# WHAT YOU ARE ASKED TO DO
All of the material below is to be returned exactly.

........

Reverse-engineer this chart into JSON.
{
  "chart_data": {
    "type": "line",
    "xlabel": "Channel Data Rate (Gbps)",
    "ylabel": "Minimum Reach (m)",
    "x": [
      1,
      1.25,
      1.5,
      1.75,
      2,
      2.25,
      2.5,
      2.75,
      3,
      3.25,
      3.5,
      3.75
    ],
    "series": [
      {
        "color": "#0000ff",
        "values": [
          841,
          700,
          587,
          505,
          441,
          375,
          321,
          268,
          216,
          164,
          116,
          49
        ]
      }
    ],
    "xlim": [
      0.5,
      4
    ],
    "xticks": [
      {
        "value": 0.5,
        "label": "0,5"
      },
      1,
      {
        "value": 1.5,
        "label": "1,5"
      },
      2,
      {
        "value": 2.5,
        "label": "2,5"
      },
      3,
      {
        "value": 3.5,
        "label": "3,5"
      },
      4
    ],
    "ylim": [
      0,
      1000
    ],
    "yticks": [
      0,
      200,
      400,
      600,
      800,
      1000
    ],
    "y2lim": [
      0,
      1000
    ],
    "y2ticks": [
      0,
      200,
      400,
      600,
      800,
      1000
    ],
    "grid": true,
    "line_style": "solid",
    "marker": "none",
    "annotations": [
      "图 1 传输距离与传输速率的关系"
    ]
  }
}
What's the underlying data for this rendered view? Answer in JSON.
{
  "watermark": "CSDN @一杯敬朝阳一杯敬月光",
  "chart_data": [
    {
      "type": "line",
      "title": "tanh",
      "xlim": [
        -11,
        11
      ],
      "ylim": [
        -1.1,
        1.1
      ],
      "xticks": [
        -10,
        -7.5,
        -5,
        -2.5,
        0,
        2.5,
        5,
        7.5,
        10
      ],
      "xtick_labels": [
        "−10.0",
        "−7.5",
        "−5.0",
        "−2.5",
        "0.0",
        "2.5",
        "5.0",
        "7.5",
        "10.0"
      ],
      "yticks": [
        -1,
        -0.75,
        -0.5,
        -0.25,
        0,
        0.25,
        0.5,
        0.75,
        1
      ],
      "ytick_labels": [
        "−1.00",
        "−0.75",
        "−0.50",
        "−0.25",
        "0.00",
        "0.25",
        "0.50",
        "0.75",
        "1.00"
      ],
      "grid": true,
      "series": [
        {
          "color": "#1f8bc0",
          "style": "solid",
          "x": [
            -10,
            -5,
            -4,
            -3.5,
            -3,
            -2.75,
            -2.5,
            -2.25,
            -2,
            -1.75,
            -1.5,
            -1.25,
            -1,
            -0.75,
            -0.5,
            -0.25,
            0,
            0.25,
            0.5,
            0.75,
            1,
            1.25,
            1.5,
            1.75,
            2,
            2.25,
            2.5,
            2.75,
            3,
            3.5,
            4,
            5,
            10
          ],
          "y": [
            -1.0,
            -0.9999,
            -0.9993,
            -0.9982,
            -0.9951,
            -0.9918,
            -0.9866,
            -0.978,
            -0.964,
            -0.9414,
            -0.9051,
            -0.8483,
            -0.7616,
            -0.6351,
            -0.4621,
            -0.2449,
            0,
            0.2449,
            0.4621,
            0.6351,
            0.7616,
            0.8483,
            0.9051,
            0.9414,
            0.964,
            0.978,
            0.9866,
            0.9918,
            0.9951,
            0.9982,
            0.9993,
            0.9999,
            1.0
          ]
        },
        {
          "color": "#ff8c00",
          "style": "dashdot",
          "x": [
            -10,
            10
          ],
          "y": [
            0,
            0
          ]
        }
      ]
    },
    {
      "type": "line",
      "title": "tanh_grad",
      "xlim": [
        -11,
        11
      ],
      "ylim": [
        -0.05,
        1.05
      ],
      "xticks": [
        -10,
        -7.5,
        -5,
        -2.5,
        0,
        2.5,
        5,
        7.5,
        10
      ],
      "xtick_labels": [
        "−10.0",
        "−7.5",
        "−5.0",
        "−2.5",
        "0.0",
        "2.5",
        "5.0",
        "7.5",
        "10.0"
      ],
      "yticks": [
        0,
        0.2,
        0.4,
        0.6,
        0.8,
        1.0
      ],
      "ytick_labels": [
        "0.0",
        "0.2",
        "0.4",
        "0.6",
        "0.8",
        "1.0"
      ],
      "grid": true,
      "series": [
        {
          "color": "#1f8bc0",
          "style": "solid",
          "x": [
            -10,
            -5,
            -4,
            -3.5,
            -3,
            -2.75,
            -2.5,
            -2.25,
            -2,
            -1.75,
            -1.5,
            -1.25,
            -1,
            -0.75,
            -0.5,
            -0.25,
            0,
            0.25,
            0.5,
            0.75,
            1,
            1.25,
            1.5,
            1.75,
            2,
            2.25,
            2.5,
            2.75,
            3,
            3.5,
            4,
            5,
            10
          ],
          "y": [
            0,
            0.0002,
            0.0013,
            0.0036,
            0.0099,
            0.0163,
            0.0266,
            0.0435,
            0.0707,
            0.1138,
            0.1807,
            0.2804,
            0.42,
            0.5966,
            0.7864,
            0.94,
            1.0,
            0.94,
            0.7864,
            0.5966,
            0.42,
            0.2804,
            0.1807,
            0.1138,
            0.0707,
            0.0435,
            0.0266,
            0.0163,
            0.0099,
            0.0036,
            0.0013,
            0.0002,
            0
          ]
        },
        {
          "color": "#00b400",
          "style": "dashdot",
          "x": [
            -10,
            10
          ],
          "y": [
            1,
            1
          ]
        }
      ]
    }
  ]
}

........

# ANSWER TO THE PROBLEM
Reverse-engineer this chart into JSON.
{
  "chart_data": {
    "type": "line",
    "xlabel": "Channel Data Rate (Gbps)",
    "ylabel": "Minimum Reach (m)",
    "x": [
      1,
      1.25,
      1.5,
      1.75,
      2,
      2.25,
      2.5,
      2.75,
      3,
      3.25,
      3.5,
      3.75
    ],
    "series": [
      {
        "color": "#0000ff",
        "values": [
          841,
          700,
          587,
          505,
          441,
          375,
          321,
          268,
          216,
          164,
          116,
          49
        ]
      }
    ],
    "xlim": [
      0.5,
      4
    ],
    "xticks": [
      {
        "value": 0.5,
        "label": "0,5"
      },
      1,
      {
        "value": 1.5,
        "label": "1,5"
      },
      2,
      {
        "value": 2.5,
        "label": "2,5"
      },
      3,
      {
        "value": 3.5,
        "label": "3,5"
      },
      4
    ],
    "ylim": [
      0,
      1000
    ],
    "yticks": [
      0,
      200,
      400,
      600,
      800,
      1000
    ],
    "y2lim": [
      0,
      1000
    ],
    "y2ticks": [
      0,
      200,
      400,
      600,
      800,
      1000
    ],
    "grid": true,
    "line_style": "solid",
    "marker": "none",
    "annotations": [
      "图 1 传输距离与传输速率的关系"
    ]
  }
}
What's the underlying data for this rendered view? Answer in JSON.
{
  "watermark": "CSDN @一杯敬朝阳一杯敬月光",
  "chart_data": [
    {
      "type": "line",
      "title": "tanh",
      "xlim": [
        -11,
        11
      ],
      "ylim": [
        -1.1,
        1.1
      ],
      "xticks": [
        -10,
        -7.5,
        -5,
        -2.5,
        0,
        2.5,
        5,
        7.5,
        10
      ],
      "xtick_labels": [
        "−10.0",
        "−7.5",
        "−5.0",
        "−2.5",
        "0.0",
        "2.5",
        "5.0",
        "7.5",
        "10.0"
      ],
      "yticks": [
        -1,
        -0.75,
        -0.5,
        -0.25,
        0,
        0.25,
        0.5,
        0.75,
        1
      ],
      "ytick_labels": [
        "−1.00",
        "−0.75",
        "−0.50",
        "−0.25",
        "0.00",
        "0.25",
        "0.50",
        "0.75",
        "1.00"
      ],
      "grid": true,
      "series": [
        {
          "color": "#1f8bc0",
          "style": "solid",
          "x": [
            -10,
            -5,
            -4,
            -3.5,
            -3,
            -2.75,
            -2.5,
            -2.25,
            -2,
            -1.75,
            -1.5,
            -1.25,
            -1,
            -0.75,
            -0.5,
            -0.25,
            0,
            0.25,
            0.5,
            0.75,
            1,
            1.25,
            1.5,
            1.75,
            2,
            2.25,
            2.5,
            2.75,
            3,
            3.5,
            4,
            5,
            10
          ],
          "y": [
            -1.0,
            -0.9999,
            -0.9993,
            -0.9982,
            -0.9951,
            -0.9918,
            -0.9866,
            -0.978,
            -0.964,
            -0.9414,
            -0.9051,
            -0.8483,
            -0.7616,
            -0.6351,
            -0.4621,
            -0.2449,
            0,
            0.2449,
            0.4621,
            0.6351,
            0.7616,
            0.8483,
            0.9051,
            0.9414,
            0.964,
            0.978,
            0.9866,
            0.9918,
            0.9951,
            0.9982,
            0.9993,
            0.9999,
            1.0
          ]
        },
        {
          "color": "#ff8c00",
          "style": "dashdot",
          "x": [
            -10,
            10
          ],
          "y": [
            0,
            0
          ]
        }
      ]
    },
    {
      "type": "line",
      "title": "tanh_grad",
      "xlim": [
        -11,
        11
      ],
      "ylim": [
        -0.05,
        1.05
      ],
      "xticks": [
        -10,
        -7.5,
        -5,
        -2.5,
        0,
        2.5,
        5,
        7.5,
        10
      ],
      "xtick_labels": [
        "−10.0",
        "−7.5",
        "−5.0",
        "−2.5",
        "0.0",
        "2.5",
        "5.0",
        "7.5",
        "10.0"
      ],
      "yticks": [
        0,
        0.2,
        0.4,
        0.6,
        0.8,
        1.0
      ],
      "ytick_labels": [
        "0.0",
        "0.2",
        "0.4",
        "0.6",
        "0.8",
        "1.0"
      ],
      "grid": true,
      "series": [
        {
          "color": "#1f8bc0",
          "style": "solid",
          "x": [
            -10,
            -5,
            -4,
            -3.5,
            -3,
            -2.75,
            -2.5,
            -2.25,
            -2,
            -1.75,
            -1.5,
            -1.25,
            -1,
            -0.75,
            -0.5,
            -0.25,
            0,
            0.25,
            0.5,
            0.75,
            1,
            1.25,
            1.5,
            1.75,
            2,
            2.25,
            2.5,
            2.75,
            3,
            3.5,
            4,
            5,
            10
          ],
          "y": [
            0,
            0.0002,
            0.0013,
            0.0036,
            0.0099,
            0.0163,
            0.0266,
            0.0435,
            0.0707,
            0.1138,
            0.1807,
            0.2804,
            0.42,
            0.5966,
            0.7864,
            0.94,
            1.0,
            0.94,
            0.7864,
            0.5966,
            0.42,
            0.2804,
            0.1807,
            0.1138,
            0.0707,
            0.0435,
            0.0266,
            0.0163,
            0.0099,
            0.0036,
            0.0013,
            0.0002,
            0
          ]
        },
        {
          "color": "#00b400",
          "style": "dashdot",
          "x": [
            -10,
            10
          ],
          "y": [
            1,
            1
          ]
        }
      ]
    }
  ]
}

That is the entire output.